╭─ DATASET RECORDS

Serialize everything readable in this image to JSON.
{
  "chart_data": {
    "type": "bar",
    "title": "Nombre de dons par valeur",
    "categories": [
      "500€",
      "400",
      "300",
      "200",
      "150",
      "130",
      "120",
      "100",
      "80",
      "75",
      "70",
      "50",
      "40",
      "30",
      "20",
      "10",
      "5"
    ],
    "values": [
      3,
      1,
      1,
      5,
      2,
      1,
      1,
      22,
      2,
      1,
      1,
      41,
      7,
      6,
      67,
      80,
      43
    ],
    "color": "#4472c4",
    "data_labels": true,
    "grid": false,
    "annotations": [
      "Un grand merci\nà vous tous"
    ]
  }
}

╰─

» WHAT YOU ARE ASKED TO DO: Restate all of the entries exactly, please.

» OUTPUT FOR THIS TASK:
Serialize everything readable in this image to JSON.
{
  "chart_data": {
    "type": "bar",
    "title": "Nombre de dons par valeur",
    "categories": [
      "500€",
      "400",
      "300",
      "200",
      "150",
      "130",
      "120",
      "100",
      "80",
      "75",
      "70",
      "50",
      "40",
      "30",
      "20",
      "10",
      "5"
    ],
    "values": [
      3,
      1,
      1,
      5,
      2,
      1,
      1,
      22,
      2,
      1,
      1,
      41,
      7,
      6,
      67,
      80,
      43
    ],
    "color": "#4472c4",
    "data_labels": true,
    "grid": false,
    "annotations": [
      "Un grand merci\nà vous tous"
    ]
  }
}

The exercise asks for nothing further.